═══ SUPPLIED DATA ═══

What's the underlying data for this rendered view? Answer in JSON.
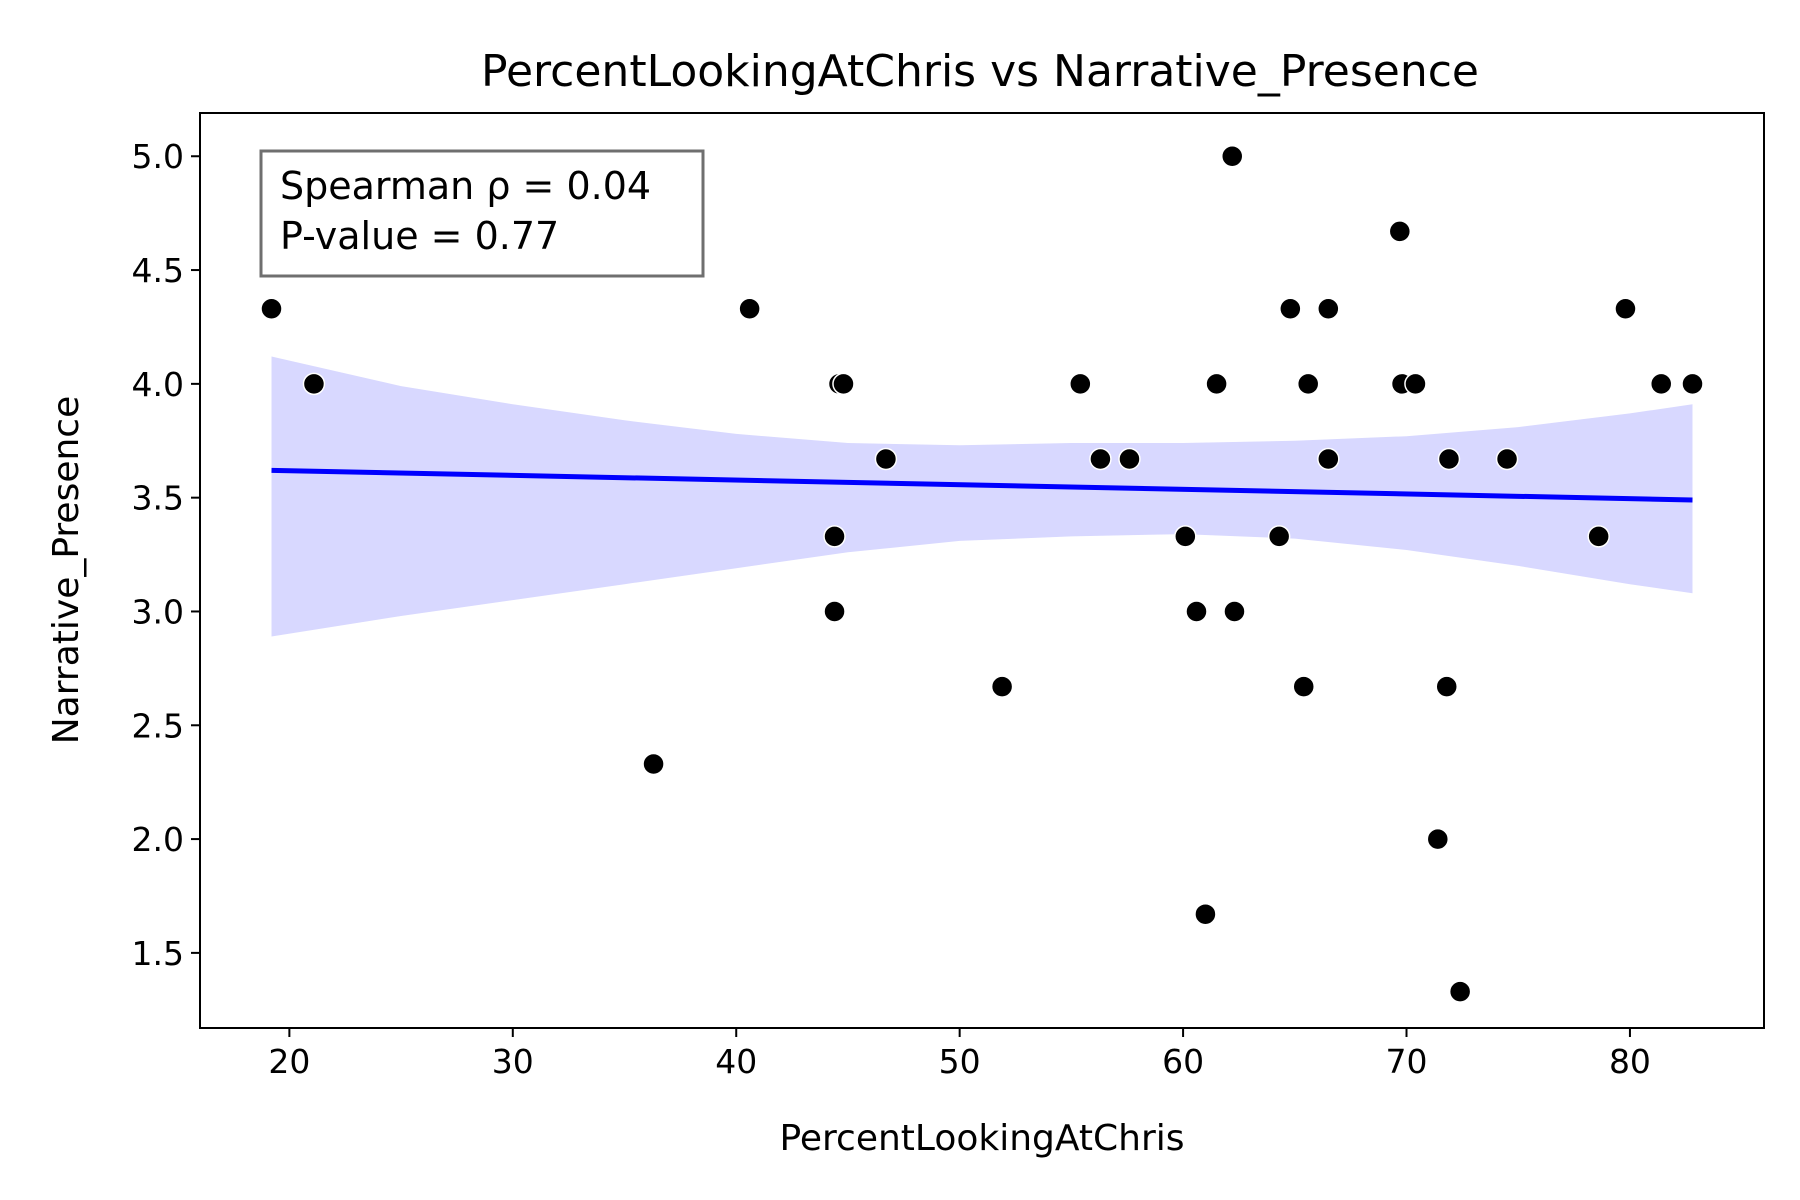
{
  "chart_data": {
    "type": "scatter",
    "title": "PercentLookingAtChris vs Narrative_Presence",
    "xlabel": "PercentLookingAtChris",
    "ylabel": "Narrative_Presence",
    "xlim": [
      16,
      86
    ],
    "ylim": [
      1.17,
      5.19
    ],
    "xticks": [
      20,
      30,
      40,
      50,
      60,
      70,
      80
    ],
    "yticks": [
      1.5,
      2.0,
      2.5,
      3.0,
      3.5,
      4.0,
      4.5,
      5.0
    ],
    "xtick_labels": [
      "20",
      "30",
      "40",
      "50",
      "60",
      "70",
      "80"
    ],
    "ytick_labels": [
      "1.5",
      "2.0",
      "2.5",
      "3.0",
      "3.5",
      "4.0",
      "4.5",
      "5.0"
    ],
    "grid": false,
    "annotation": {
      "line1": "Spearman ρ = 0.04",
      "line2": "P-value = 0.77",
      "placement": "top-left"
    },
    "points": [
      {
        "x": 19.2,
        "y": 4.33
      },
      {
        "x": 21.1,
        "y": 4.0
      },
      {
        "x": 36.3,
        "y": 2.33
      },
      {
        "x": 40.6,
        "y": 4.33
      },
      {
        "x": 44.4,
        "y": 3.33
      },
      {
        "x": 44.4,
        "y": 3.0
      },
      {
        "x": 44.6,
        "y": 4.0
      },
      {
        "x": 44.8,
        "y": 4.0
      },
      {
        "x": 46.7,
        "y": 3.67
      },
      {
        "x": 51.9,
        "y": 2.67
      },
      {
        "x": 55.4,
        "y": 4.0
      },
      {
        "x": 56.3,
        "y": 3.67
      },
      {
        "x": 57.6,
        "y": 3.67
      },
      {
        "x": 60.1,
        "y": 3.33
      },
      {
        "x": 60.6,
        "y": 3.0
      },
      {
        "x": 61.0,
        "y": 1.67
      },
      {
        "x": 61.5,
        "y": 4.0
      },
      {
        "x": 62.2,
        "y": 5.0
      },
      {
        "x": 62.3,
        "y": 3.0
      },
      {
        "x": 64.3,
        "y": 3.33
      },
      {
        "x": 64.8,
        "y": 4.33
      },
      {
        "x": 65.4,
        "y": 2.67
      },
      {
        "x": 65.6,
        "y": 4.0
      },
      {
        "x": 66.5,
        "y": 4.33
      },
      {
        "x": 66.5,
        "y": 3.67
      },
      {
        "x": 69.7,
        "y": 4.67
      },
      {
        "x": 69.8,
        "y": 4.0
      },
      {
        "x": 70.4,
        "y": 4.0
      },
      {
        "x": 71.4,
        "y": 2.0
      },
      {
        "x": 71.8,
        "y": 2.67
      },
      {
        "x": 71.9,
        "y": 3.67
      },
      {
        "x": 72.4,
        "y": 1.33
      },
      {
        "x": 74.5,
        "y": 3.67
      },
      {
        "x": 78.6,
        "y": 3.33
      },
      {
        "x": 79.8,
        "y": 4.33
      },
      {
        "x": 81.4,
        "y": 4.0
      },
      {
        "x": 82.8,
        "y": 4.0
      }
    ],
    "regression": {
      "x": [
        19.2,
        82.8
      ],
      "y": [
        3.62,
        3.49
      ]
    },
    "confidence_band": {
      "x": [
        19.2,
        25,
        30,
        35,
        40,
        45,
        50,
        55,
        60,
        65,
        70,
        75,
        80,
        82.8
      ],
      "lower": [
        2.89,
        2.98,
        3.05,
        3.12,
        3.19,
        3.26,
        3.31,
        3.33,
        3.34,
        3.32,
        3.27,
        3.2,
        3.12,
        3.08
      ],
      "upper": [
        4.12,
        3.99,
        3.91,
        3.84,
        3.78,
        3.74,
        3.73,
        3.74,
        3.74,
        3.75,
        3.77,
        3.81,
        3.87,
        3.91
      ]
    },
    "colors": {
      "points": "#000000",
      "regression_line": "#0000ff",
      "confidence_band": "#d8d8ff",
      "annotation_border": "#6f6f6f"
    }
  }
}
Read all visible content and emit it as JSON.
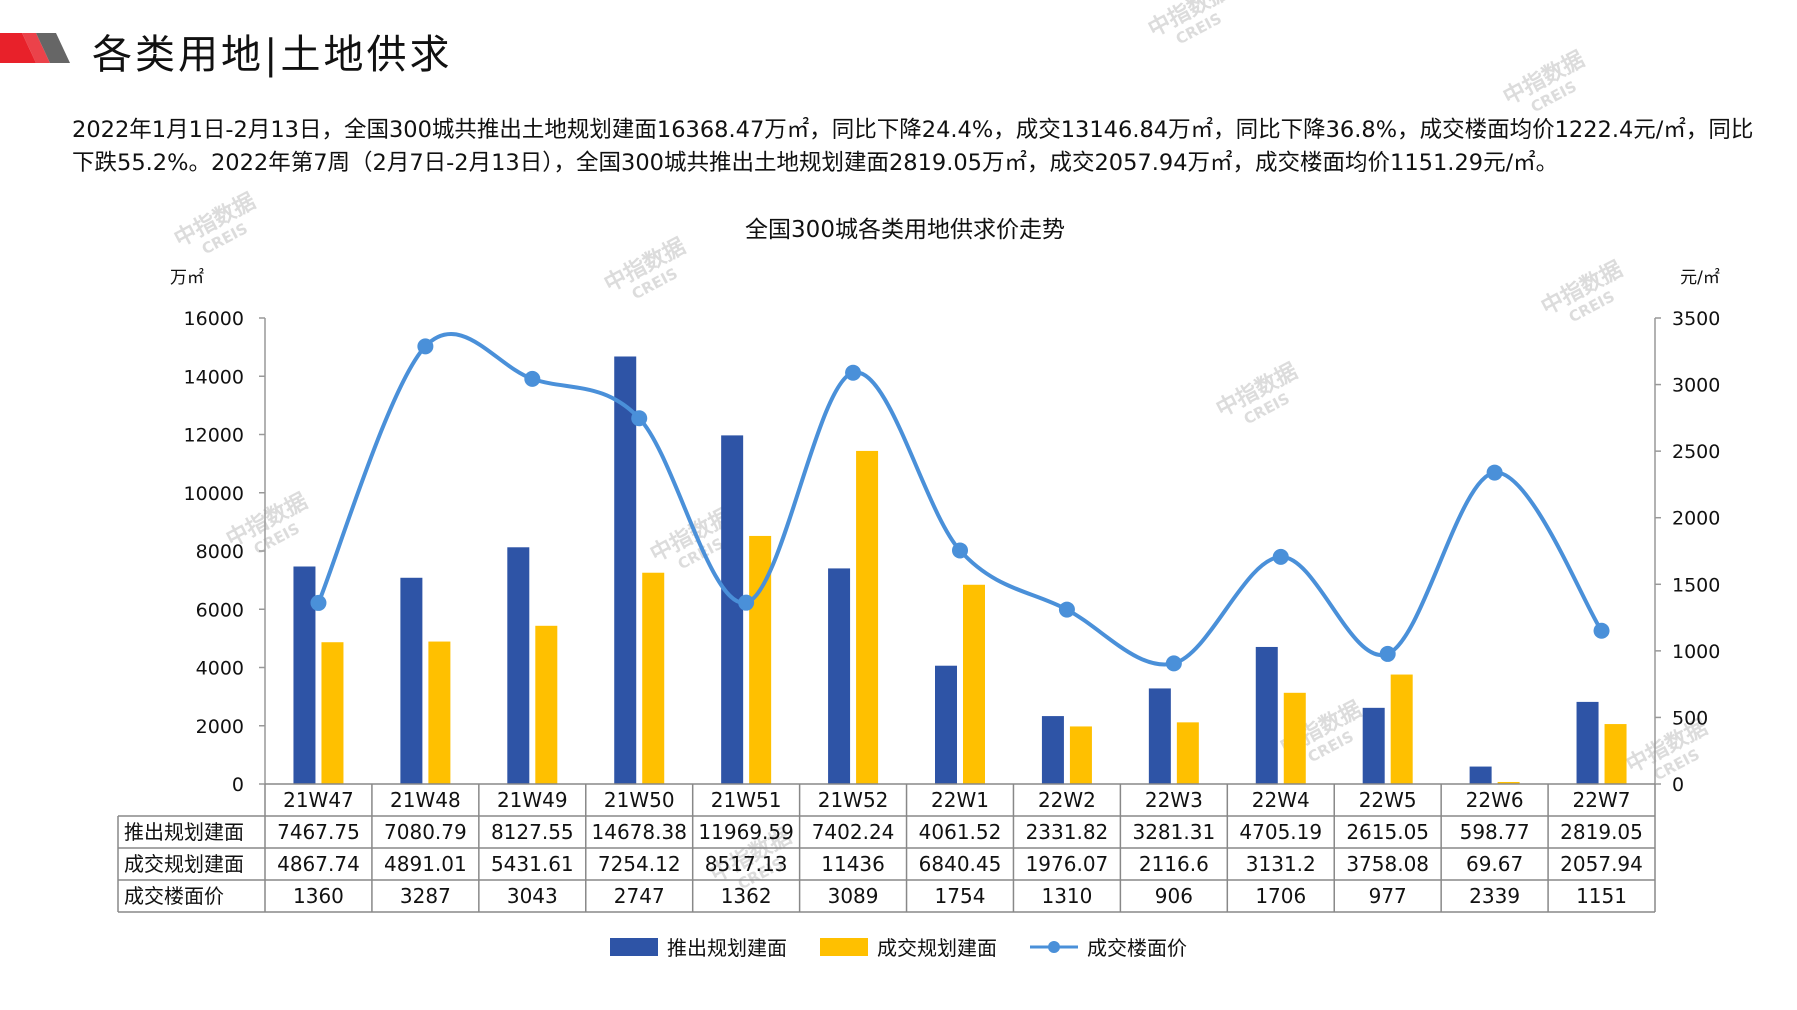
{
  "header": {
    "title": "各类用地|土地供求"
  },
  "summary_text": "2022年1月1日-2月13日，全国300城共推出土地规划建面16368.47万㎡，同比下降24.4%，成交13146.84万㎡，同比下降36.8%，成交楼面均价1222.4元/㎡，同比下跌55.2%。2022年第7周（2月7日-2月13日），全国300城共推出土地规划建面2819.05万㎡，成交2057.94万㎡，成交楼面均价1151.29元/㎡。",
  "watermark": {
    "cn": "中指数据",
    "en": "CREIS"
  },
  "colors": {
    "supply": "#2E54A6",
    "deal": "#FFC000",
    "price": "#4A90D9",
    "brand_red": "#E8212A"
  },
  "chart_data": {
    "type": "bar",
    "title": "全国300城各类用地供求价走势",
    "y_left_unit": "万㎡",
    "y_right_unit": "元/㎡",
    "ylim_left": [
      0,
      16000
    ],
    "ylim_right": [
      0,
      3500
    ],
    "y_left_ticks": [
      0,
      2000,
      4000,
      6000,
      8000,
      10000,
      12000,
      14000,
      16000
    ],
    "y_right_ticks": [
      0,
      500,
      1000,
      1500,
      2000,
      2500,
      3000,
      3500
    ],
    "categories": [
      "21W47",
      "21W48",
      "21W49",
      "21W50",
      "21W51",
      "21W52",
      "22W1",
      "22W2",
      "22W3",
      "22W4",
      "22W5",
      "22W6",
      "22W7"
    ],
    "series": [
      {
        "name": "推出规划建面",
        "type": "bar",
        "axis": "left",
        "values": [
          7467.75,
          7080.79,
          8127.55,
          14678.38,
          11969.59,
          7402.24,
          4061.52,
          2331.82,
          3281.31,
          4705.19,
          2615.05,
          598.77,
          2819.05
        ],
        "labels": [
          "7467.75",
          "7080.79",
          "8127.55",
          "14678.38",
          "11969.59",
          "7402.24",
          "4061.52",
          "2331.82",
          "3281.31",
          "4705.19",
          "2615.05",
          "598.77",
          "2819.05"
        ]
      },
      {
        "name": "成交规划建面",
        "type": "bar",
        "axis": "left",
        "values": [
          4867.74,
          4891.01,
          5431.61,
          7254.12,
          8517.13,
          11436,
          6840.45,
          1976.07,
          2116.6,
          3131.2,
          3758.08,
          69.67,
          2057.94
        ],
        "labels": [
          "4867.74",
          "4891.01",
          "5431.61",
          "7254.12",
          "8517.13",
          "11436",
          "6840.45",
          "1976.07",
          "2116.6",
          "3131.2",
          "3758.08",
          "69.67",
          "2057.94"
        ]
      },
      {
        "name": "成交楼面价",
        "type": "line",
        "axis": "right",
        "values": [
          1360,
          3287,
          3043,
          2747,
          1362,
          3089,
          1754,
          1310,
          906,
          1706,
          977,
          2339,
          1151
        ],
        "labels": [
          "1360",
          "3287",
          "3043",
          "2747",
          "1362",
          "3089",
          "1754",
          "1310",
          "906",
          "1706",
          "977",
          "2339",
          "1151"
        ]
      }
    ],
    "legend": "bottom",
    "grid": false,
    "data_table": true
  }
}
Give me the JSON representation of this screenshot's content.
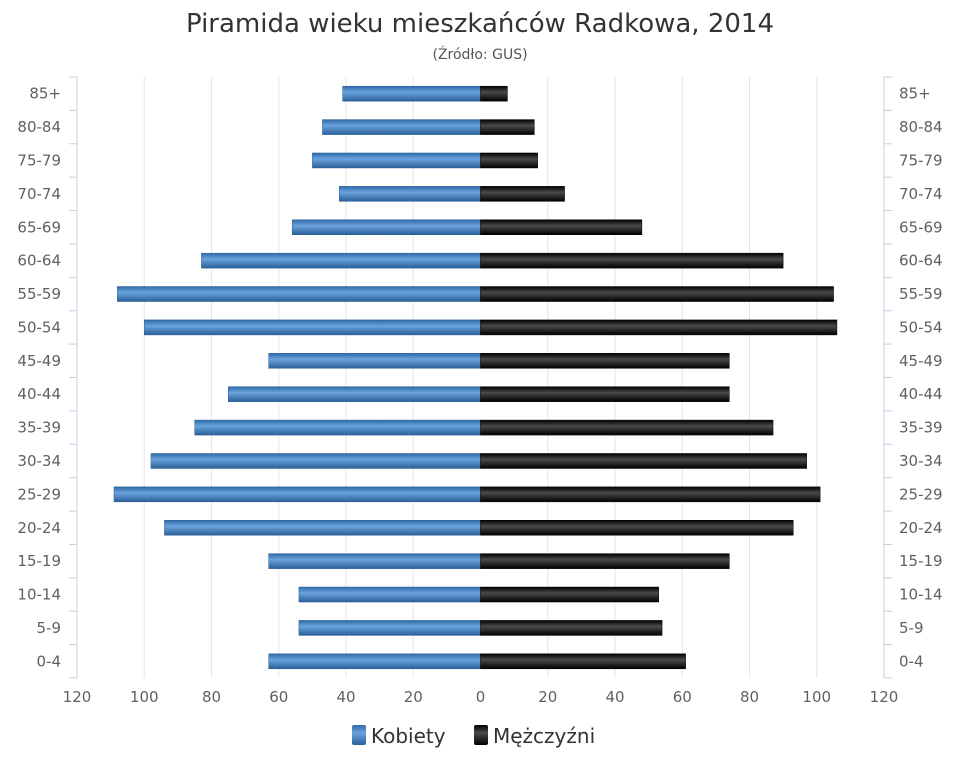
{
  "chart_data": {
    "type": "bar",
    "orientation": "horizontal",
    "layout": "population-pyramid",
    "title": "Piramida wieku mieszkańców Radkowa, 2014",
    "subtitle": "(Źródło: GUS)",
    "categories": [
      "0-4",
      "5-9",
      "10-14",
      "15-19",
      "20-24",
      "25-29",
      "30-34",
      "35-39",
      "40-44",
      "45-49",
      "50-54",
      "55-59",
      "60-64",
      "65-69",
      "70-74",
      "75-79",
      "80-84",
      "85+"
    ],
    "series": [
      {
        "name": "Kobiety",
        "side": "left",
        "color": "#3d7fc1",
        "values": [
          63,
          54,
          54,
          63,
          94,
          109,
          98,
          85,
          75,
          63,
          100,
          108,
          83,
          56,
          42,
          50,
          47,
          41
        ]
      },
      {
        "name": "Mężczyźni",
        "side": "right",
        "color": "#1a1a1a",
        "values": [
          61,
          54,
          53,
          74,
          93,
          101,
          97,
          87,
          74,
          74,
          106,
          105,
          90,
          48,
          25,
          17,
          16,
          8
        ]
      }
    ],
    "xlim": [
      -120,
      120
    ],
    "x_ticks": [
      "120",
      "100",
      "80",
      "60",
      "40",
      "20",
      "0",
      "20",
      "40",
      "60",
      "80",
      "100",
      "120"
    ],
    "grid": true,
    "legend_position": "bottom-center"
  }
}
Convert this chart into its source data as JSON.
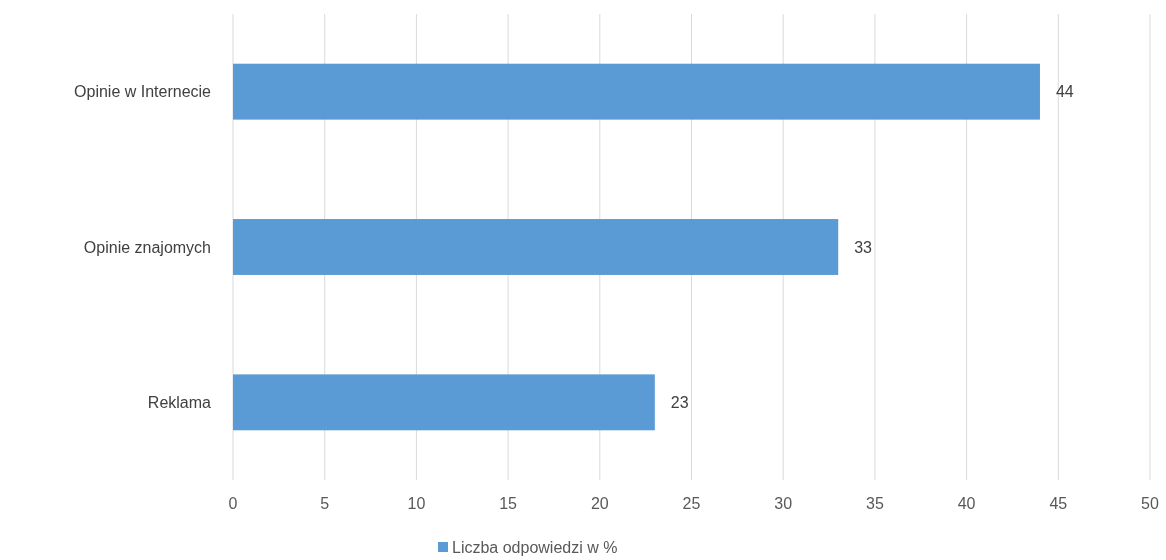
{
  "chart_data": {
    "type": "bar",
    "orientation": "horizontal",
    "categories": [
      "Opinie w Internecie",
      "Opinie znajomych",
      "Reklama"
    ],
    "series": [
      {
        "name": "Liczba odpowiedzi w %",
        "color": "#5b9bd5",
        "values": [
          44,
          33,
          23
        ]
      }
    ],
    "xlim": [
      0,
      50
    ],
    "xticks": [
      0,
      5,
      10,
      15,
      20,
      25,
      30,
      35,
      40,
      45,
      50
    ],
    "grid": "x",
    "legend": "bottom",
    "data_labels": true
  }
}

═══

- _WRITTEN REQUEST_:
Determine how many lines of the records above contain the word "true", and report only that number.

- _FINAL RESULT_:
3